Collection entries
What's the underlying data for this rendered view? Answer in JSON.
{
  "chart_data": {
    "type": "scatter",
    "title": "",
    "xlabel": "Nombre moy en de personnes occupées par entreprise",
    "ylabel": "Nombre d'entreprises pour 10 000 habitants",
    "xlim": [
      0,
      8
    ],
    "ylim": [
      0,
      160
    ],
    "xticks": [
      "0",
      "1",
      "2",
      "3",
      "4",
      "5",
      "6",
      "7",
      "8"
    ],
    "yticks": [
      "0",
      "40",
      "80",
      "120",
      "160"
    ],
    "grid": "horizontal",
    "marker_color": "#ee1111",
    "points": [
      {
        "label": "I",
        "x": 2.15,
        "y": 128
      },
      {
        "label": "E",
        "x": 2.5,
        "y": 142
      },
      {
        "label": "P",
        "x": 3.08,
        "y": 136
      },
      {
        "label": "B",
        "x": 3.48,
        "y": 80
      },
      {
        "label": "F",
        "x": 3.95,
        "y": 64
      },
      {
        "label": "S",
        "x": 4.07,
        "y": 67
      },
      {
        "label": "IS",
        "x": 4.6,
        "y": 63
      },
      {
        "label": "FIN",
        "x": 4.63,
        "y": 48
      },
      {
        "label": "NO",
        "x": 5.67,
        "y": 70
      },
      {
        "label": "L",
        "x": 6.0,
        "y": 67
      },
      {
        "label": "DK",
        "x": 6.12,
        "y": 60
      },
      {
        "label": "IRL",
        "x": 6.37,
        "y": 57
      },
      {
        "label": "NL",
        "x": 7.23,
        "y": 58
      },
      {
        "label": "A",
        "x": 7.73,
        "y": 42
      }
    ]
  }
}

*PROBLEM TO WORK ON*: Copy the records above exactly.

*FULL OUTPUT*:
What's the underlying data for this rendered view? Answer in JSON.
{
  "chart_data": {
    "type": "scatter",
    "title": "",
    "xlabel": "Nombre moy en de personnes occupées par entreprise",
    "ylabel": "Nombre d'entreprises pour 10 000 habitants",
    "xlim": [
      0,
      8
    ],
    "ylim": [
      0,
      160
    ],
    "xticks": [
      "0",
      "1",
      "2",
      "3",
      "4",
      "5",
      "6",
      "7",
      "8"
    ],
    "yticks": [
      "0",
      "40",
      "80",
      "120",
      "160"
    ],
    "grid": "horizontal",
    "marker_color": "#ee1111",
    "points": [
      {
        "label": "I",
        "x": 2.15,
        "y": 128
      },
      {
        "label": "E",
        "x": 2.5,
        "y": 142
      },
      {
        "label": "P",
        "x": 3.08,
        "y": 136
      },
      {
        "label": "B",
        "x": 3.48,
        "y": 80
      },
      {
        "label": "F",
        "x": 3.95,
        "y": 64
      },
      {
        "label": "S",
        "x": 4.07,
        "y": 67
      },
      {
        "label": "IS",
        "x": 4.6,
        "y": 63
      },
      {
        "label": "FIN",
        "x": 4.63,
        "y": 48
      },
      {
        "label": "NO",
        "x": 5.67,
        "y": 70
      },
      {
        "label": "L",
        "x": 6.0,
        "y": 67
      },
      {
        "label": "DK",
        "x": 6.12,
        "y": 60
      },
      {
        "label": "IRL",
        "x": 6.37,
        "y": 57
      },
      {
        "label": "NL",
        "x": 7.23,
        "y": 58
      },
      {
        "label": "A",
        "x": 7.73,
        "y": 42
      }
    ]
  }
}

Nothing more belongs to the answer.